__Aim__.
Your task is to print every entry below exactly as given.

__Records for this task__.
┌──

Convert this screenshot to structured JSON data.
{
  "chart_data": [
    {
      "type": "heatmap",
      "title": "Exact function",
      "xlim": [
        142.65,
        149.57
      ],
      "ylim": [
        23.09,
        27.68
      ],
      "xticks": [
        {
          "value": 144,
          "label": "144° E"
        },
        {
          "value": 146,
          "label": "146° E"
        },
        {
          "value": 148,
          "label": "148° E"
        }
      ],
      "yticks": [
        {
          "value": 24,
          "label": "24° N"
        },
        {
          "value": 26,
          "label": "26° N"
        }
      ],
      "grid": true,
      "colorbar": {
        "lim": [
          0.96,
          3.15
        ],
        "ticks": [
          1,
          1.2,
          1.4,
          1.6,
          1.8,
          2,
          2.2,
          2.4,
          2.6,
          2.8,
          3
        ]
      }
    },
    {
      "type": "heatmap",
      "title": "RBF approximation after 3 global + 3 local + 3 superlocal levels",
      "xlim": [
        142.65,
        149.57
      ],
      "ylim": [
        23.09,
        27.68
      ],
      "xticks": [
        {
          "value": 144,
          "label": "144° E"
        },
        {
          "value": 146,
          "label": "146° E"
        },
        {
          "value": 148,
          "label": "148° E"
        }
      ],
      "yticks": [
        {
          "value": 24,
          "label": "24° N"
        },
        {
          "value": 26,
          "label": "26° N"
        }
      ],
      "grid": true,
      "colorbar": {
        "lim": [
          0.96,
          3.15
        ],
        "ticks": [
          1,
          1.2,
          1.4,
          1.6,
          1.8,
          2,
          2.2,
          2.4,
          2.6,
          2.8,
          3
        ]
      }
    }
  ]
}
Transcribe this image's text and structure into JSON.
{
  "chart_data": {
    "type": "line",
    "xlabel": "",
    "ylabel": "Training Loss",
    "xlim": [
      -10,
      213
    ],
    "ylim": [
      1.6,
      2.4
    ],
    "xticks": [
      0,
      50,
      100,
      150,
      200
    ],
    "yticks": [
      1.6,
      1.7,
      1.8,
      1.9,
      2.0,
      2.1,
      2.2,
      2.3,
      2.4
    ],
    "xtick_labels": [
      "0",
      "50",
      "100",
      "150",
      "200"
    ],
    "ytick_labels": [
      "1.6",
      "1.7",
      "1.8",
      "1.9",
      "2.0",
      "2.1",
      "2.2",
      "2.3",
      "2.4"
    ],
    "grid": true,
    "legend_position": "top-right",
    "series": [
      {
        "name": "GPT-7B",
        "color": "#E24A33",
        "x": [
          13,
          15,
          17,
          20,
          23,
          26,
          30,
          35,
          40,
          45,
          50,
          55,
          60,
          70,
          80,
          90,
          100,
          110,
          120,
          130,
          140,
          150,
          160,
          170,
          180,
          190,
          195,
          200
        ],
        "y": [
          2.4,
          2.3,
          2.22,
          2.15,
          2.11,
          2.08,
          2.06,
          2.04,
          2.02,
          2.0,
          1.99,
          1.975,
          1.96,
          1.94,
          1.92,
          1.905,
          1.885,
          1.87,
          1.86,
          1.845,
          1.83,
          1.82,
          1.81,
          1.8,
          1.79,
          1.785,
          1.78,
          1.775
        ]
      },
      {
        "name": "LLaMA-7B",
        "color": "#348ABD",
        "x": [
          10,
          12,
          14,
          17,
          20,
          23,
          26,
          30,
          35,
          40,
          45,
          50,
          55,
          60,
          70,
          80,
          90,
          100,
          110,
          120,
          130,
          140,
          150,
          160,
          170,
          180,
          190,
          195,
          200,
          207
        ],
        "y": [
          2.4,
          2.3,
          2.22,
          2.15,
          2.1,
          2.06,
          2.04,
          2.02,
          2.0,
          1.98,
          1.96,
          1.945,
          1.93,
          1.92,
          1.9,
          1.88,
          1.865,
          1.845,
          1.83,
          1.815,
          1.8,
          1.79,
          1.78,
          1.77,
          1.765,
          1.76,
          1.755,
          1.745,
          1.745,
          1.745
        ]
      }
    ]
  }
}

└──

__Finished exercise__.
Convert this screenshot to structured JSON data.
{
  "chart_data": [
    {
      "type": "heatmap",
      "title": "Exact function",
      "xlim": [
        142.65,
        149.57
      ],
      "ylim": [
        23.09,
        27.68
      ],
      "xticks": [
        {
          "value": 144,
          "label": "144° E"
        },
        {
          "value": 146,
          "label": "146° E"
        },
        {
          "value": 148,
          "label": "148° E"
        }
      ],
      "yticks": [
        {
          "value": 24,
          "label": "24° N"
        },
        {
          "value": 26,
          "label": "26° N"
        }
      ],
      "grid": true,
      "colorbar": {
        "lim": [
          0.96,
          3.15
        ],
        "ticks": [
          1,
          1.2,
          1.4,
          1.6,
          1.8,
          2,
          2.2,
          2.4,
          2.6,
          2.8,
          3
        ]
      }
    },
    {
      "type": "heatmap",
      "title": "RBF approximation after 3 global + 3 local + 3 superlocal levels",
      "xlim": [
        142.65,
        149.57
      ],
      "ylim": [
        23.09,
        27.68
      ],
      "xticks": [
        {
          "value": 144,
          "label": "144° E"
        },
        {
          "value": 146,
          "label": "146° E"
        },
        {
          "value": 148,
          "label": "148° E"
        }
      ],
      "yticks": [
        {
          "value": 24,
          "label": "24° N"
        },
        {
          "value": 26,
          "label": "26° N"
        }
      ],
      "grid": true,
      "colorbar": {
        "lim": [
          0.96,
          3.15
        ],
        "ticks": [
          1,
          1.2,
          1.4,
          1.6,
          1.8,
          2,
          2.2,
          2.4,
          2.6,
          2.8,
          3
        ]
      }
    }
  ]
}
Transcribe this image's text and structure into JSON.
{
  "chart_data": {
    "type": "line",
    "xlabel": "",
    "ylabel": "Training Loss",
    "xlim": [
      -10,
      213
    ],
    "ylim": [
      1.6,
      2.4
    ],
    "xticks": [
      0,
      50,
      100,
      150,
      200
    ],
    "yticks": [
      1.6,
      1.7,
      1.8,
      1.9,
      2.0,
      2.1,
      2.2,
      2.3,
      2.4
    ],
    "xtick_labels": [
      "0",
      "50",
      "100",
      "150",
      "200"
    ],
    "ytick_labels": [
      "1.6",
      "1.7",
      "1.8",
      "1.9",
      "2.0",
      "2.1",
      "2.2",
      "2.3",
      "2.4"
    ],
    "grid": true,
    "legend_position": "top-right",
    "series": [
      {
        "name": "GPT-7B",
        "color": "#E24A33",
        "x": [
          13,
          15,
          17,
          20,
          23,
          26,
          30,
          35,
          40,
          45,
          50,
          55,
          60,
          70,
          80,
          90,
          100,
          110,
          120,
          130,
          140,
          150,
          160,
          170,
          180,
          190,
          195,
          200
        ],
        "y": [
          2.4,
          2.3,
          2.22,
          2.15,
          2.11,
          2.08,
          2.06,
          2.04,
          2.02,
          2.0,
          1.99,
          1.975,
          1.96,
          1.94,
          1.92,
          1.905,
          1.885,
          1.87,
          1.86,
          1.845,
          1.83,
          1.82,
          1.81,
          1.8,
          1.79,
          1.785,
          1.78,
          1.775
        ]
      },
      {
        "name": "LLaMA-7B",
        "color": "#348ABD",
        "x": [
          10,
          12,
          14,
          17,
          20,
          23,
          26,
          30,
          35,
          40,
          45,
          50,
          55,
          60,
          70,
          80,
          90,
          100,
          110,
          120,
          130,
          140,
          150,
          160,
          170,
          180,
          190,
          195,
          200,
          207
        ],
        "y": [
          2.4,
          2.3,
          2.22,
          2.15,
          2.1,
          2.06,
          2.04,
          2.02,
          2.0,
          1.98,
          1.96,
          1.945,
          1.93,
          1.92,
          1.9,
          1.88,
          1.865,
          1.845,
          1.83,
          1.815,
          1.8,
          1.79,
          1.78,
          1.77,
          1.765,
          1.76,
          1.755,
          1.745,
          1.745,
          1.745
        ]
      }
    ]
  }
}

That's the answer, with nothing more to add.